Extracted data entries
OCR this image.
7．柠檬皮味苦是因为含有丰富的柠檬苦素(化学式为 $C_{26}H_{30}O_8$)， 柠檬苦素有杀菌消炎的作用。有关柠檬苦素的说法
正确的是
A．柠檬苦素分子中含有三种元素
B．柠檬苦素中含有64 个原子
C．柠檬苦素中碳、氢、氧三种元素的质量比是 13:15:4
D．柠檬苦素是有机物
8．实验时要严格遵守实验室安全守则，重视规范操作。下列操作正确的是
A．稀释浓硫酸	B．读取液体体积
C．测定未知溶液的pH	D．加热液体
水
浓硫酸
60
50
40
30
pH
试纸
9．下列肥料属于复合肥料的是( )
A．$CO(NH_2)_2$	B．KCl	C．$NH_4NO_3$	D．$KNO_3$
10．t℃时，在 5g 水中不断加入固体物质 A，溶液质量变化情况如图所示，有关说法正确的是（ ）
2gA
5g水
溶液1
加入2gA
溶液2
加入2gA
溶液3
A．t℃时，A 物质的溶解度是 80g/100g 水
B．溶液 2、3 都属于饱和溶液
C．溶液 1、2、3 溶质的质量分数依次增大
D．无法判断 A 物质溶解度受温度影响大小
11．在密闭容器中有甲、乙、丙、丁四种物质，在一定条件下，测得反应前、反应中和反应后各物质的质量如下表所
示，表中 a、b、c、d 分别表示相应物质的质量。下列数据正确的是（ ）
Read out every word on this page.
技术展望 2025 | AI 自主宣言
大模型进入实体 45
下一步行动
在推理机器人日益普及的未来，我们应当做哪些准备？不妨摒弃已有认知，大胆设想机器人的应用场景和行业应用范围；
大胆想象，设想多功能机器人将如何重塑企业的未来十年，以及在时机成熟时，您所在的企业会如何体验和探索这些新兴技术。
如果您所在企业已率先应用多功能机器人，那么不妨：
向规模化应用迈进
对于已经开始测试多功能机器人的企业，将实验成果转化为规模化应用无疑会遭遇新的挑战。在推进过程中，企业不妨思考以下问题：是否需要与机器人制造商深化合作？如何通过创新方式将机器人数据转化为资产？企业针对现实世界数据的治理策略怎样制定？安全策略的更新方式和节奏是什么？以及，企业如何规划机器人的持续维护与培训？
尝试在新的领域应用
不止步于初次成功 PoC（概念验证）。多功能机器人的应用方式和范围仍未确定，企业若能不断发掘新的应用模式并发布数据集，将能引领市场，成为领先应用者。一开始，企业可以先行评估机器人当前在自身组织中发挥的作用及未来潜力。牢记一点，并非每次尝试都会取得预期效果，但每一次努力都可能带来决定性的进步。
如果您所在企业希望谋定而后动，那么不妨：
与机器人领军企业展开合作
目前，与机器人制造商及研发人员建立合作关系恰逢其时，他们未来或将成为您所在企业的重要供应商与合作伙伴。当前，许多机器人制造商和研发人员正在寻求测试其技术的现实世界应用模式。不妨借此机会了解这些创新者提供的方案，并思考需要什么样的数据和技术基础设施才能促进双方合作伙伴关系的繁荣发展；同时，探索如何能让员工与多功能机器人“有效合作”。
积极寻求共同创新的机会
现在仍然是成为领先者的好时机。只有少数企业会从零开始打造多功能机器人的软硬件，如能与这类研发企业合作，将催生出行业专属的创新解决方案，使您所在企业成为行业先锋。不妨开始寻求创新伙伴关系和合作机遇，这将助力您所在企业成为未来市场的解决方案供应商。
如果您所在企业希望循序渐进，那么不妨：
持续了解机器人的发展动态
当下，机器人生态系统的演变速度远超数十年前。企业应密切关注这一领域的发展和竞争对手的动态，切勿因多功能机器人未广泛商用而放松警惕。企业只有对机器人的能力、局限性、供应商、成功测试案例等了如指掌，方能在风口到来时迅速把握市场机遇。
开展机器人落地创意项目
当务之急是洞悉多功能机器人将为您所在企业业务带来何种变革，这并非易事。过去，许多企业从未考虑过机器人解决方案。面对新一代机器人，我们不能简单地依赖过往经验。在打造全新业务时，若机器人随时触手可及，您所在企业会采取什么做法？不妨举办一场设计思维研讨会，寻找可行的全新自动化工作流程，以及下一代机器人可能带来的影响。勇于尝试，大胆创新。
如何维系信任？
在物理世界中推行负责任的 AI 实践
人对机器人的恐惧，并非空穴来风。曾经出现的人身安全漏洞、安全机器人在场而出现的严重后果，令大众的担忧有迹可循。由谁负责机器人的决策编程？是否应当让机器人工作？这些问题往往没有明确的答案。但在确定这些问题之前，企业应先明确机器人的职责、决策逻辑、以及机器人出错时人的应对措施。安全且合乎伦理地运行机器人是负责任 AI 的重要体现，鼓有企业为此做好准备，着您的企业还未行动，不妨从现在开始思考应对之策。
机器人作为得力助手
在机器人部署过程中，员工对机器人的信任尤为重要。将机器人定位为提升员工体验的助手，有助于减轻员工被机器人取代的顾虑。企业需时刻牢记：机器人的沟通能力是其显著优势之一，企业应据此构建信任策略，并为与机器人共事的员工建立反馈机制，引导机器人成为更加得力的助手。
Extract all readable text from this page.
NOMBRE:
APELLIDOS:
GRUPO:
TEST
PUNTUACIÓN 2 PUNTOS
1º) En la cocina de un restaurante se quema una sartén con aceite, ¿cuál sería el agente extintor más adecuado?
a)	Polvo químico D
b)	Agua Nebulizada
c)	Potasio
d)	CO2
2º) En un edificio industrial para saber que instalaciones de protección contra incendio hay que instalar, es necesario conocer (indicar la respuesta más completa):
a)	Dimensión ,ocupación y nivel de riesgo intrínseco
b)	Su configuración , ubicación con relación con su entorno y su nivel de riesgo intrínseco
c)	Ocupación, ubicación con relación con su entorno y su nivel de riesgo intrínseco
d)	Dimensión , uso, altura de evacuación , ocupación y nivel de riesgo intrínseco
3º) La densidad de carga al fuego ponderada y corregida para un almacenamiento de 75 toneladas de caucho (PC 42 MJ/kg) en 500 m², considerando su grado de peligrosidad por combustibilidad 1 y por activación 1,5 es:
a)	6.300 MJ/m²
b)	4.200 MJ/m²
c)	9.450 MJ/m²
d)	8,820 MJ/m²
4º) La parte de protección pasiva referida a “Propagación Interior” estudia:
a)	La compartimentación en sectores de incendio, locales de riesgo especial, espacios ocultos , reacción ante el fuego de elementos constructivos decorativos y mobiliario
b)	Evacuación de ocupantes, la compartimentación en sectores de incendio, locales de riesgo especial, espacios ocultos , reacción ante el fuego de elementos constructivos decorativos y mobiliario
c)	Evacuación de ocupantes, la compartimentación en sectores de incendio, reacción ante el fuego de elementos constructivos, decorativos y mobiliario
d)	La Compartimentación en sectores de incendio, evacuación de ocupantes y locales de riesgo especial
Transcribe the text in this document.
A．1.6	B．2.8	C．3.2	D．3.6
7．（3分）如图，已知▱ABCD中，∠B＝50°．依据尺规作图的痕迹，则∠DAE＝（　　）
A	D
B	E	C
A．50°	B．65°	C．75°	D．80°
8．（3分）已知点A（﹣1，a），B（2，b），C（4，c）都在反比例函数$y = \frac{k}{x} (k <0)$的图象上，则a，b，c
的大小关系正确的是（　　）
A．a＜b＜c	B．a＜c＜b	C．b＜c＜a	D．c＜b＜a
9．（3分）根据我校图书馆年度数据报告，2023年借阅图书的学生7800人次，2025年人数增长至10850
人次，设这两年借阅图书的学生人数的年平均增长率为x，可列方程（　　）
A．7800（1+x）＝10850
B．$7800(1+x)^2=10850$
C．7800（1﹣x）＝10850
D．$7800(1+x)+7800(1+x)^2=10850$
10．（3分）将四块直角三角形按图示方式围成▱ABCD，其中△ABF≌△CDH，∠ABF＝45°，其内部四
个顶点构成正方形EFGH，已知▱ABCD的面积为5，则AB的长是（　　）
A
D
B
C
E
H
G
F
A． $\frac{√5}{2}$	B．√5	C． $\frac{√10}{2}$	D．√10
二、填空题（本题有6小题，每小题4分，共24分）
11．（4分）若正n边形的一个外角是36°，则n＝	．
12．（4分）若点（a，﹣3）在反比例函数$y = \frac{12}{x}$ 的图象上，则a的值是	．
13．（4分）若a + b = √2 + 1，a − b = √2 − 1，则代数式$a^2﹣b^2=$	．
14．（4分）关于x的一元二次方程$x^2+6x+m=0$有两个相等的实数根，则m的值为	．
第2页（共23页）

= Set task =
Quote exactly what appears from the line containing "Transcribe the text in this document." through the final line of the listing above, including both of those lines.

= Task result =
Transcribe the text in this document.
A．1.6	B．2.8	C．3.2	D．3.6
7．（3分）如图，已知▱ABCD中，∠B＝50°．依据尺规作图的痕迹，则∠DAE＝（　　）
A	D
B	E	C
A．50°	B．65°	C．75°	D．80°
8．（3分）已知点A（﹣1，a），B（2，b），C（4，c）都在反比例函数$y = \frac{k}{x} (k <0)$的图象上，则a，b，c
的大小关系正确的是（　　）
A．a＜b＜c	B．a＜c＜b	C．b＜c＜a	D．c＜b＜a
9．（3分）根据我校图书馆年度数据报告，2023年借阅图书的学生7800人次，2025年人数增长至10850
人次，设这两年借阅图书的学生人数的年平均增长率为x，可列方程（　　）
A．7800（1+x）＝10850
B．$7800(1+x)^2=10850$
C．7800（1﹣x）＝10850
D．$7800(1+x)+7800(1+x)^2=10850$
10．（3分）将四块直角三角形按图示方式围成▱ABCD，其中△ABF≌△CDH，∠ABF＝45°，其内部四
个顶点构成正方形EFGH，已知▱ABCD的面积为5，则AB的长是（　　）
A
D
B
C
E
H
G
F
A． $\frac{√5}{2}$	B．√5	C． $\frac{√10}{2}$	D．√10
二、填空题（本题有6小题，每小题4分，共24分）
11．（4分）若正n边形的一个外角是36°，则n＝	．
12．（4分）若点（a，﹣3）在反比例函数$y = \frac{12}{x}$ 的图象上，则a的值是	．
13．（4分）若a + b = √2 + 1，a − b = √2 − 1，则代数式$a^2﹣b^2=$	．
14．（4分）关于x的一元二次方程$x^2+6x+m=0$有两个相等的实数根，则m的值为	．
第2页（共23页）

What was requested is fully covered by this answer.